> **Record set**:
===============

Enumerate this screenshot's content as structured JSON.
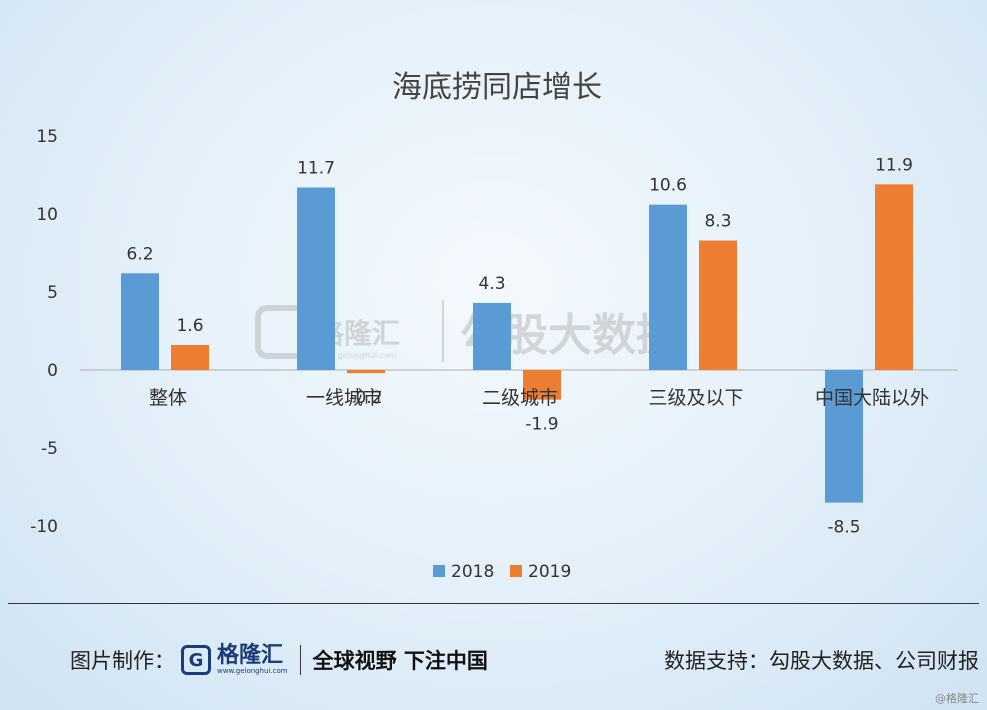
{
  "chart_data": {
    "type": "bar",
    "title": "海底捞同店增长",
    "categories": [
      "整体",
      "一线城市",
      "二级城市",
      "三级及以下",
      "中国大陆以外"
    ],
    "series": [
      {
        "name": "2018",
        "values": [
          6.2,
          11.7,
          4.3,
          10.6,
          -8.5
        ],
        "labels": [
          "6.2",
          "11.7",
          "4.3",
          "10.6",
          "-8.5"
        ],
        "color": "#5b9bd5"
      },
      {
        "name": "2019",
        "values": [
          1.6,
          -0.2,
          -1.9,
          8.3,
          11.9
        ],
        "labels": [
          "1.6",
          "-0.2",
          "-1.9",
          "8.3",
          "11.9"
        ],
        "color": "#ed7d31"
      }
    ],
    "ylim": [
      -10,
      15
    ],
    "yticks": [
      "15",
      "10",
      "5",
      "0",
      "-5",
      "-10"
    ],
    "grid": false,
    "legend_position": "bottom"
  },
  "watermark": {
    "logo_text": "格隆汇",
    "logo_url": "www.gelonghui.com",
    "text": "勾股大数据"
  },
  "footer": {
    "credit_label": "图片制作：",
    "logo_letter": "G",
    "logo_name": "格隆汇",
    "logo_url": "www.gelonghui.com",
    "slogan": "全球视野 下注中国",
    "source": "数据支持：勾股大数据、公司财报"
  },
  "corner_mark": "@格隆汇"
}
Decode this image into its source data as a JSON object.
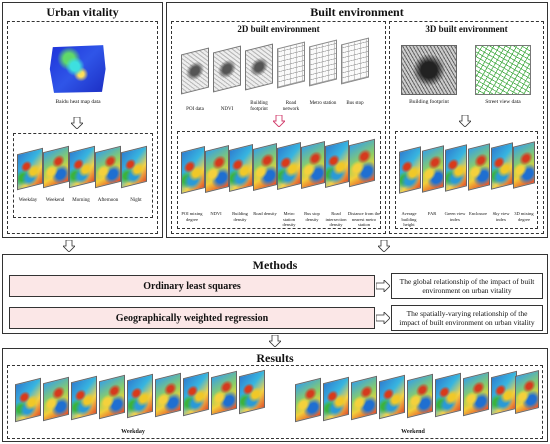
{
  "urban_vitality": {
    "title": "Urban vitality",
    "source_label": "Baidu heat map data",
    "periods": [
      "Weekday",
      "Weekend",
      "Morning",
      "Afternoon",
      "Night"
    ]
  },
  "built_environment": {
    "title": "Built environment",
    "two_d": {
      "title": "2D built environment",
      "inputs": [
        "POI data",
        "NDVI",
        "Building footprint",
        "Road network",
        "Metro station",
        "Bus stop"
      ],
      "outputs": [
        "POI mixing degree",
        "NDVI",
        "Building density",
        "Road density",
        "Metro station density",
        "Bus stop density",
        "Road intersection density",
        "Distance from the nearest metro station"
      ]
    },
    "three_d": {
      "title": "3D built environment",
      "inputs": [
        "Building footprint",
        "Street view data"
      ],
      "outputs": [
        "Average building height",
        "FAR",
        "Green view index",
        "Enclosure",
        "Sky view index",
        "3D mixing degree"
      ]
    }
  },
  "methods": {
    "title": "Methods",
    "ols": {
      "label": "Ordinary least squares",
      "result": "The global relationship of the impact of built environment on urban vitality"
    },
    "gwr": {
      "label": "Geographically weighted regression",
      "result": "The spatially-varying relationship of the impact of built environment on urban vitality"
    }
  },
  "results": {
    "title": "Results",
    "weekday_label": "Weekday",
    "weekend_label": "Weekend"
  }
}
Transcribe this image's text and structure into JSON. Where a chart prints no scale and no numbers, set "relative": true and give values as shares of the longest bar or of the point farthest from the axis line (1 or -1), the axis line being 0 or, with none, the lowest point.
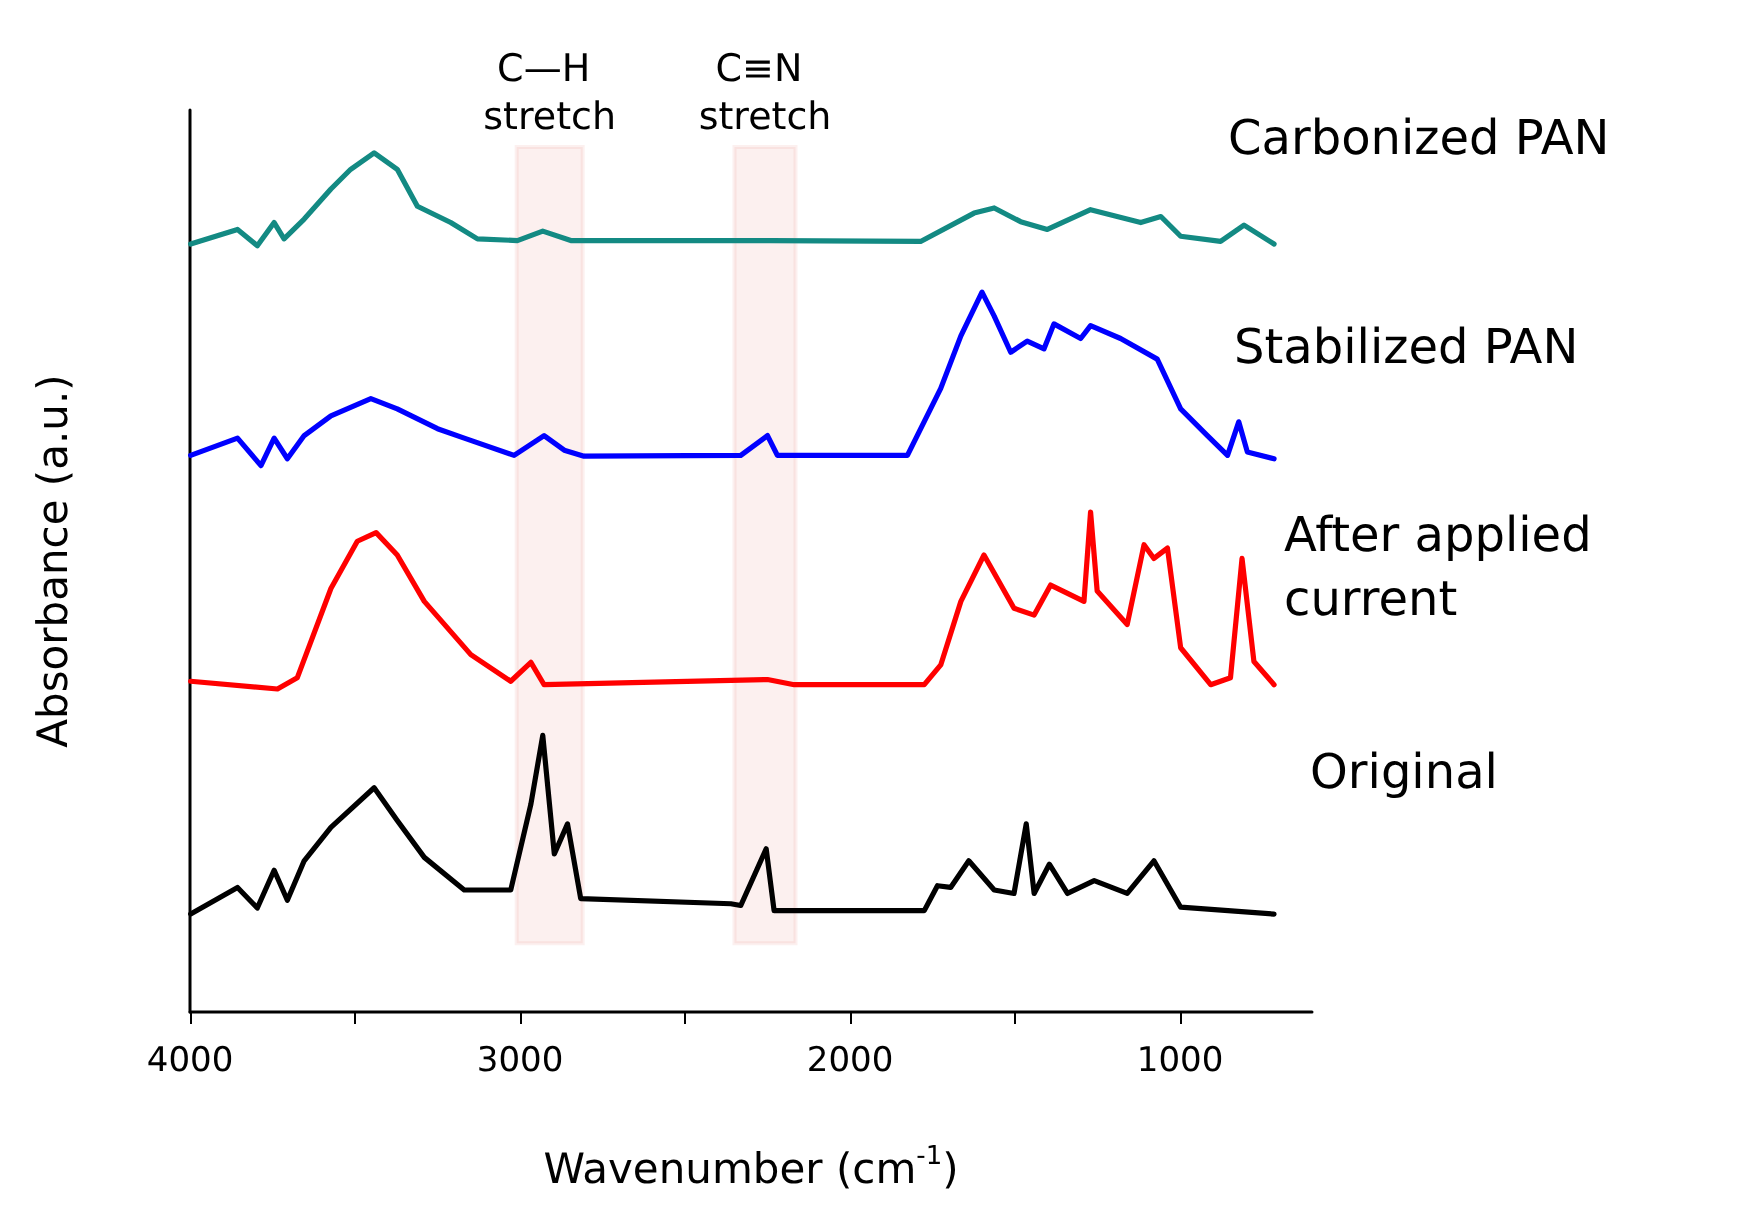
{
  "chart_data": {
    "type": "line",
    "relative": true,
    "xlabel": "Wavenumber (cm$^{-1}$)",
    "ylabel": "Absorbance (a.u.)",
    "xlim": [
      4000,
      600
    ],
    "xticks": [
      4000,
      {
        "value": 3500,
        "label": null
      },
      3000,
      {
        "value": 2500,
        "label": null
      },
      2000,
      {
        "value": 1500,
        "label": null
      },
      1000
    ],
    "grid": false,
    "legend": false,
    "marker": "none",
    "line_style": "solid",
    "bands": [
      {
        "axis": "x",
        "from": 3010,
        "to": 2810,
        "label": "C—H stretch",
        "color": "#d42a1a"
      },
      {
        "axis": "x",
        "from": 2350,
        "to": 2165,
        "label": "C≡N stretch",
        "color": "#d42a1a"
      }
    ],
    "series": [
      {
        "name": "Carbonized PAN",
        "color": "#138a83",
        "x": [
          3998,
          3856,
          3796,
          3745,
          3715,
          3654,
          3573,
          3513,
          3442,
          3372,
          3311,
          3210,
          3129,
          3008,
          2931,
          2846,
          2240,
          1786,
          1624,
          1563,
          1483,
          1402,
          1271,
          1119,
          1058,
          998,
          877,
          806,
          715
        ],
        "values": [
          0.894,
          0.911,
          0.892,
          0.919,
          0.9,
          0.923,
          0.958,
          0.981,
          1.0,
          0.981,
          0.938,
          0.919,
          0.9,
          0.898,
          0.909,
          0.898,
          0.898,
          0.897,
          0.93,
          0.936,
          0.92,
          0.911,
          0.934,
          0.919,
          0.926,
          0.903,
          0.897,
          0.916,
          0.894
        ]
      },
      {
        "name": "Stabilized PAN",
        "color": "#0000ff",
        "x": [
          3998,
          3856,
          3785,
          3745,
          3705,
          3654,
          3573,
          3452,
          3372,
          3250,
          3169,
          3018,
          2927,
          2866,
          2806,
          2331,
          2250,
          2220,
          1826,
          1725,
          1664,
          1600,
          1563,
          1513,
          1463,
          1412,
          1382,
          1301,
          1271,
          1180,
          1069,
          998,
          917,
          856,
          822,
          796,
          715
        ],
        "values": [
          0.648,
          0.668,
          0.636,
          0.668,
          0.644,
          0.671,
          0.694,
          0.714,
          0.702,
          0.679,
          0.668,
          0.648,
          0.671,
          0.654,
          0.647,
          0.648,
          0.671,
          0.648,
          0.648,
          0.726,
          0.787,
          0.838,
          0.81,
          0.768,
          0.781,
          0.772,
          0.801,
          0.784,
          0.799,
          0.784,
          0.76,
          0.702,
          0.671,
          0.648,
          0.687,
          0.652,
          0.644
        ]
      },
      {
        "name": "After applied current",
        "color": "#ff0000",
        "x": [
          3998,
          3735,
          3675,
          3573,
          3493,
          3436,
          3372,
          3290,
          3149,
          3028,
          2967,
          2927,
          2250,
          2169,
          1775,
          1725,
          1664,
          1594,
          1503,
          1442,
          1392,
          1291,
          1271,
          1251,
          1160,
          1109,
          1079,
          1038,
          998,
          907,
          847,
          812,
          776,
          715
        ],
        "values": [
          0.385,
          0.376,
          0.389,
          0.493,
          0.548,
          0.558,
          0.532,
          0.478,
          0.416,
          0.385,
          0.407,
          0.381,
          0.387,
          0.381,
          0.381,
          0.404,
          0.478,
          0.532,
          0.47,
          0.462,
          0.497,
          0.478,
          0.582,
          0.49,
          0.451,
          0.544,
          0.528,
          0.54,
          0.424,
          0.381,
          0.389,
          0.528,
          0.408,
          0.381
        ]
      },
      {
        "name": "Original",
        "color": "#000000",
        "x": [
          3998,
          3856,
          3796,
          3745,
          3705,
          3654,
          3573,
          3442,
          3372,
          3290,
          3169,
          3028,
          2967,
          2931,
          2896,
          2856,
          2816,
          2361,
          2331,
          2254,
          2230,
          1775,
          1735,
          1695,
          1640,
          1563,
          1503,
          1466,
          1442,
          1396,
          1341,
          1260,
          1160,
          1079,
          998,
          715
        ],
        "values": [
          0.114,
          0.145,
          0.121,
          0.165,
          0.13,
          0.176,
          0.215,
          0.261,
          0.223,
          0.18,
          0.142,
          0.142,
          0.242,
          0.322,
          0.184,
          0.219,
          0.132,
          0.126,
          0.124,
          0.19,
          0.118,
          0.118,
          0.147,
          0.145,
          0.176,
          0.142,
          0.138,
          0.219,
          0.138,
          0.172,
          0.138,
          0.153,
          0.138,
          0.176,
          0.122,
          0.114
        ]
      }
    ]
  }
}
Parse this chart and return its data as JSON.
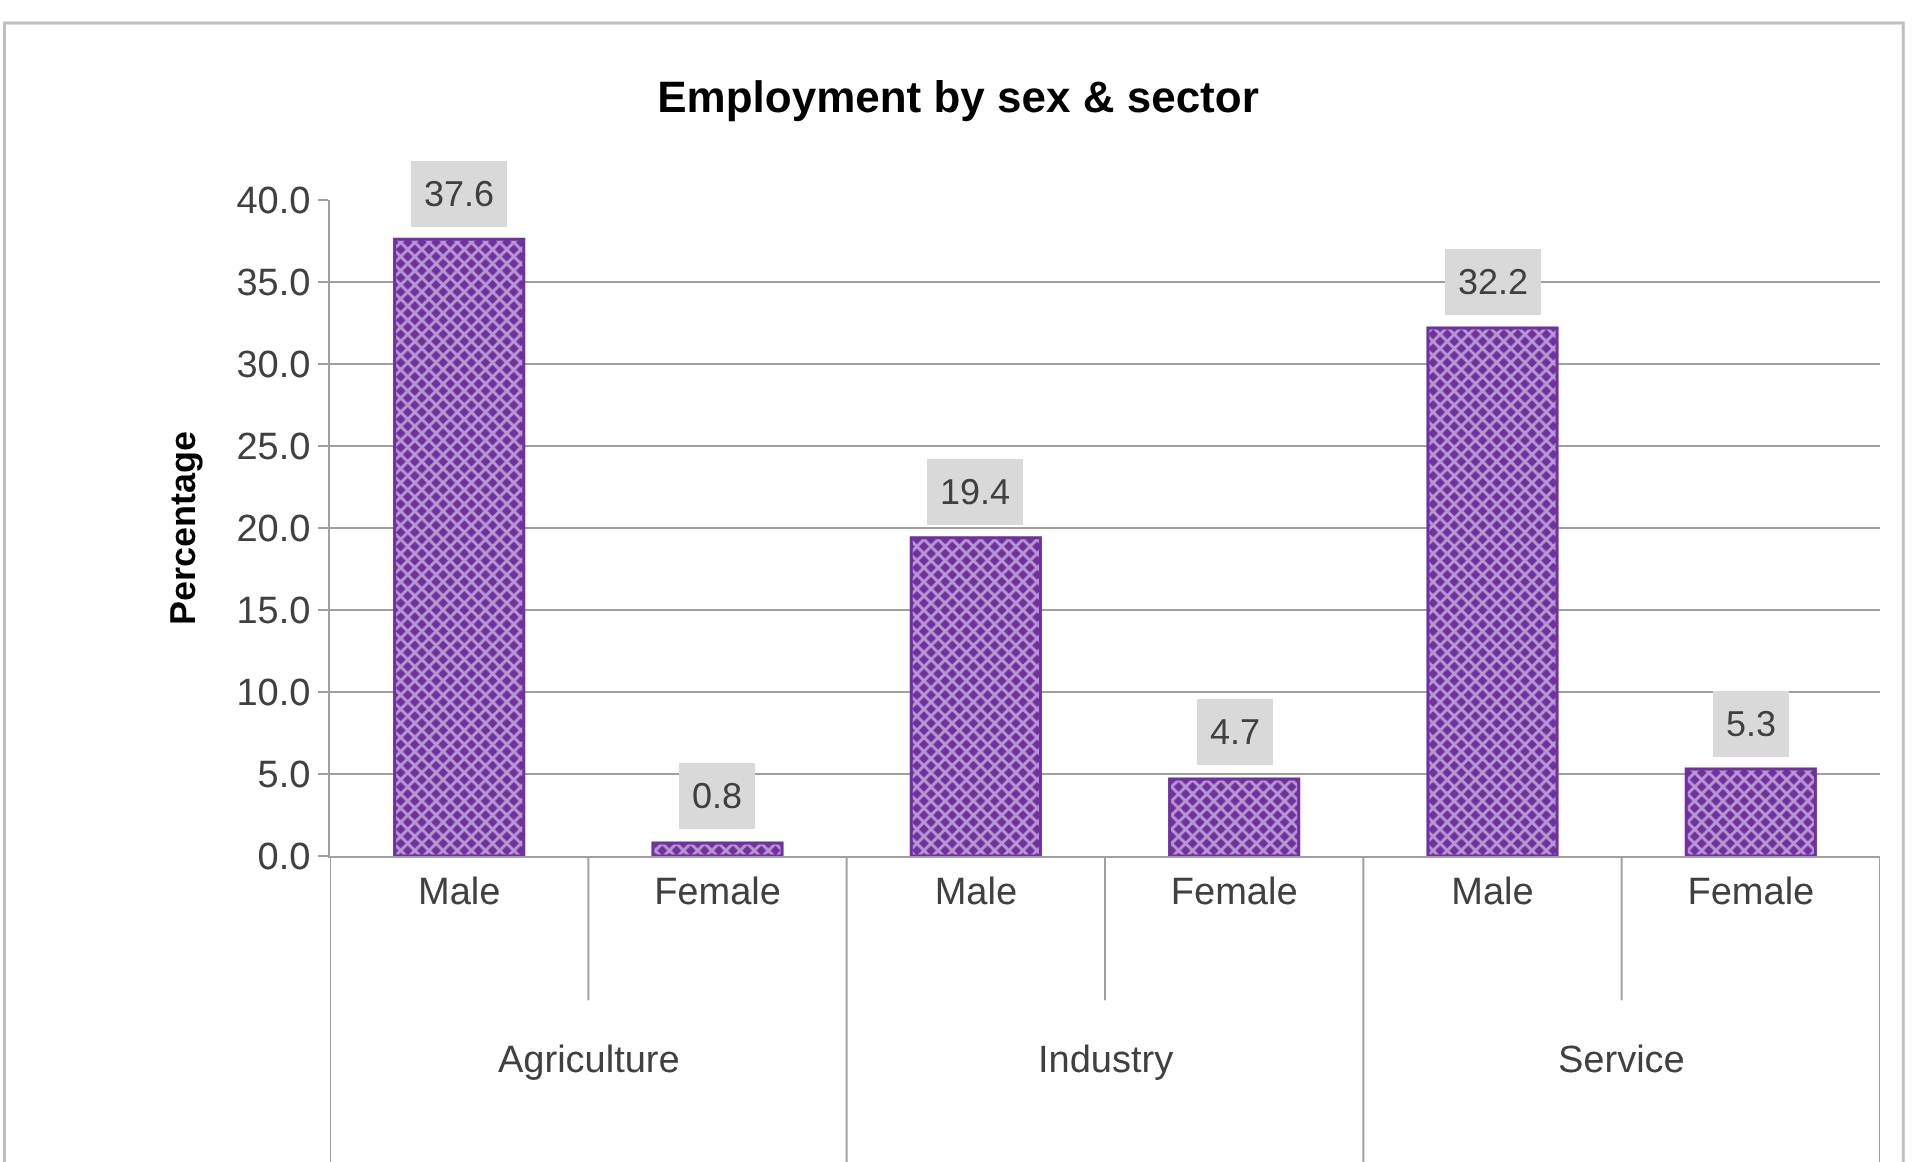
{
  "chart_data": {
    "type": "bar",
    "title": "Employment by sex & sector",
    "ylabel": "Percentage",
    "categories": [
      "Male",
      "Female",
      "Male",
      "Female",
      "Male",
      "Female"
    ],
    "values": [
      37.6,
      0.8,
      19.4,
      4.7,
      32.2,
      5.3
    ],
    "color": "#7030a0",
    "ylim": [
      0,
      40
    ],
    "yticks": [
      {
        "value": 0,
        "label": "0.0"
      },
      {
        "value": 5,
        "label": "5.0"
      },
      {
        "value": 10,
        "label": "10.0"
      },
      {
        "value": 15,
        "label": "15.0"
      },
      {
        "value": 20,
        "label": "20.0"
      },
      {
        "value": 25,
        "label": "25.0"
      },
      {
        "value": 30,
        "label": "30.0"
      },
      {
        "value": 35,
        "label": "35.0"
      },
      {
        "value": 40,
        "label": "40.0"
      }
    ],
    "grid": "y",
    "data_labels": true,
    "annotations": [
      "Agriculture",
      "Industry",
      "Service"
    ]
  }
}
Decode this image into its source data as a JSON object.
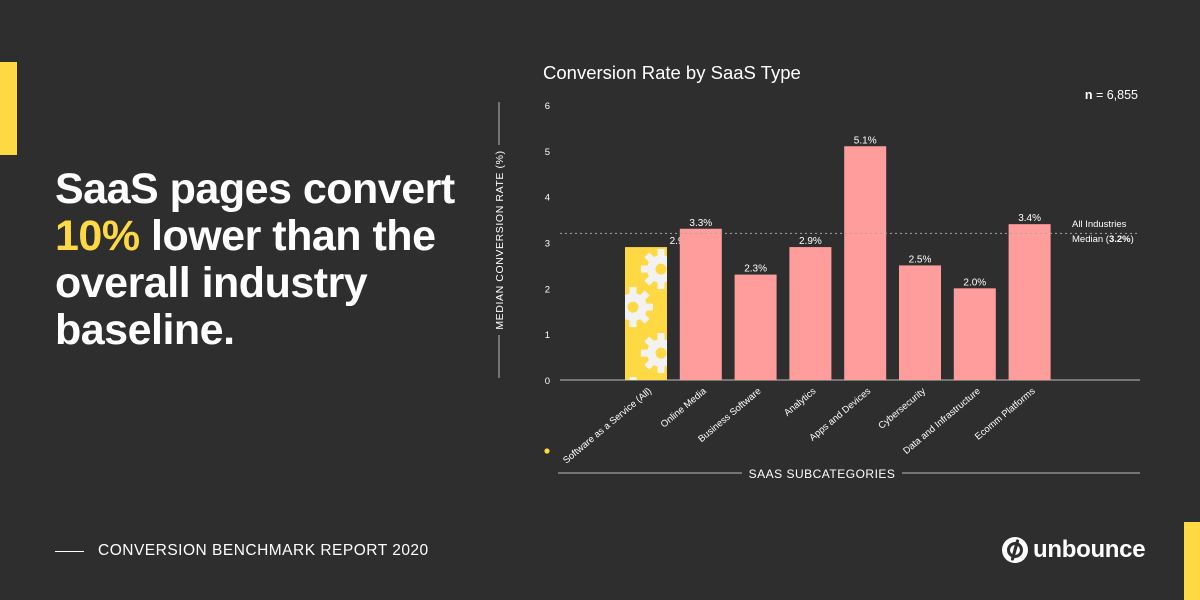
{
  "headline": {
    "part1": "SaaS pages convert ",
    "highlight": "10%",
    "part2": " lower than the overall industry baseline."
  },
  "footer": {
    "report": "CONVERSION BENCHMARK REPORT 2020"
  },
  "brand": {
    "name": "unbounce"
  },
  "colors": {
    "background": "#2e2e2e",
    "accent": "#ffd944",
    "bar": "#ff9d9d"
  },
  "chart_data": {
    "type": "bar",
    "title": "Conversion Rate by SaaS Type",
    "n_label": "n",
    "n_value": " = 6,855",
    "xlabel": "SAAS SUBCATEGORIES",
    "ylabel": "MEDIAN CONVERSION RATE (%)",
    "ylim": [
      0,
      6
    ],
    "yticks": [
      0,
      1,
      2,
      3,
      4,
      5,
      6
    ],
    "categories": [
      "Software as a Service (All)",
      "Online Media",
      "Business Software",
      "Analytics",
      "Apps and Devices",
      "Cybersecurity",
      "Data and Infrastructure",
      "Ecomm Platforms"
    ],
    "values": [
      2.9,
      3.3,
      2.3,
      2.9,
      5.1,
      2.5,
      2.0,
      3.4
    ],
    "value_labels": [
      "2.9%",
      "3.3%",
      "2.3%",
      "2.9%",
      "5.1%",
      "2.5%",
      "2.0%",
      "3.4%"
    ],
    "highlight_index": 0,
    "reference_line": {
      "value": 3.2,
      "label_line1": "All Industries",
      "label_line2_prefix": "Median (",
      "label_line2_bold": "3.2%",
      "label_line2_suffix": ")"
    }
  }
}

===============

> **Given instruction**: Check every line of the entries above for the word "impact" and report how many lines contain it, giving the number only.

> **Exercise result**: 2